- Given task
Output every line exactly as written. Leave out pictures.

- Information given
— Begin —
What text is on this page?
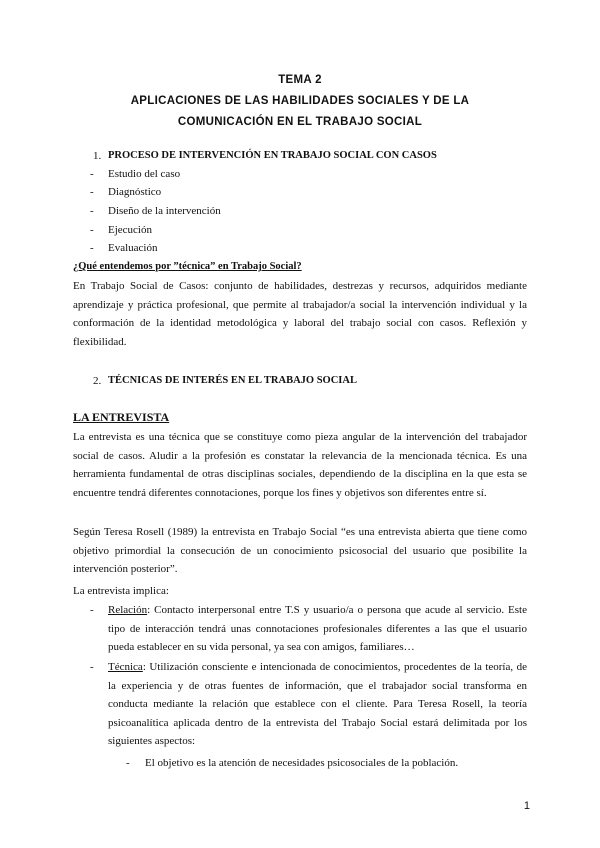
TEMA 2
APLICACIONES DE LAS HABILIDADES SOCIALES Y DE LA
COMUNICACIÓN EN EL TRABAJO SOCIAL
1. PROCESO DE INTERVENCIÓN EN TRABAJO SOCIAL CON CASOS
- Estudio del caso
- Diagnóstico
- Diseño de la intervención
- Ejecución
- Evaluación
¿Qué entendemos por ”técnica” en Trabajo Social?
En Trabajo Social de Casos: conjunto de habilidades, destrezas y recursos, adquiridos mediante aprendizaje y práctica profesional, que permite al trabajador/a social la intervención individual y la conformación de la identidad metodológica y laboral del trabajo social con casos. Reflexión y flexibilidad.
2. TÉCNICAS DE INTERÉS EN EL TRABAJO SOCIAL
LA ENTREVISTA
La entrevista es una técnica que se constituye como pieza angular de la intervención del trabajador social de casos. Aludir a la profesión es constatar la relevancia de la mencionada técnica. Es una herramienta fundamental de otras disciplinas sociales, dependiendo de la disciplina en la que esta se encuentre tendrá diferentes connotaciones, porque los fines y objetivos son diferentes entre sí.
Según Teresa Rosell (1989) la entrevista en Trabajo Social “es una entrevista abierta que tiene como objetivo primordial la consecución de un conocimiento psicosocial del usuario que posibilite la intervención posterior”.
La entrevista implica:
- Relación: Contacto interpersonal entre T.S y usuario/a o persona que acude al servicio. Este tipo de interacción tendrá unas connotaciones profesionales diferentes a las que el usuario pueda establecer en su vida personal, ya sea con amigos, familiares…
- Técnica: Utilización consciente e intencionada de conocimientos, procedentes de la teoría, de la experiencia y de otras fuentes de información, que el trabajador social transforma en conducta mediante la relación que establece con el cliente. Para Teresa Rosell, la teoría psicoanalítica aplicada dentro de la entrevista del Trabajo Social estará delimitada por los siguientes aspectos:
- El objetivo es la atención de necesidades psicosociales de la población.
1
— End —
- Solution to this problem
What text is on this page?
TEMA 2
APLICACIONES DE LAS HABILIDADES SOCIALES Y DE LA
COMUNICACIÓN EN EL TRABAJO SOCIAL
1. PROCESO DE INTERVENCIÓN EN TRABAJO SOCIAL CON CASOS
- Estudio del caso
- Diagnóstico
- Diseño de la intervención
- Ejecución
- Evaluación
¿Qué entendemos por ”técnica” en Trabajo Social?
En Trabajo Social de Casos: conjunto de habilidades, destrezas y recursos, adquiridos mediante aprendizaje y práctica profesional, que permite al trabajador/a social la intervención individual y la conformación de la identidad metodológica y laboral del trabajo social con casos. Reflexión y flexibilidad.
2. TÉCNICAS DE INTERÉS EN EL TRABAJO SOCIAL
LA ENTREVISTA
La entrevista es una técnica que se constituye como pieza angular de la intervención del trabajador social de casos. Aludir a la profesión es constatar la relevancia de la mencionada técnica. Es una herramienta fundamental de otras disciplinas sociales, dependiendo de la disciplina en la que esta se encuentre tendrá diferentes connotaciones, porque los fines y objetivos son diferentes entre sí.
Según Teresa Rosell (1989) la entrevista en Trabajo Social “es una entrevista abierta que tiene como objetivo primordial la consecución de un conocimiento psicosocial del usuario que posibilite la intervención posterior”.
La entrevista implica:
- Relación: Contacto interpersonal entre T.S y usuario/a o persona que acude al servicio. Este tipo de interacción tendrá unas connotaciones profesionales diferentes a las que el usuario pueda establecer en su vida personal, ya sea con amigos, familiares…
- Técnica: Utilización consciente e intencionada de conocimientos, procedentes de la teoría, de la experiencia y de otras fuentes de información, que el trabajador social transforma en conducta mediante la relación que establece con el cliente. Para Teresa Rosell, la teoría psicoanalítica aplicada dentro de la entrevista del Trabajo Social estará delimitada por los siguientes aspectos:
- El objetivo es la atención de necesidades psicosociales de la población.
1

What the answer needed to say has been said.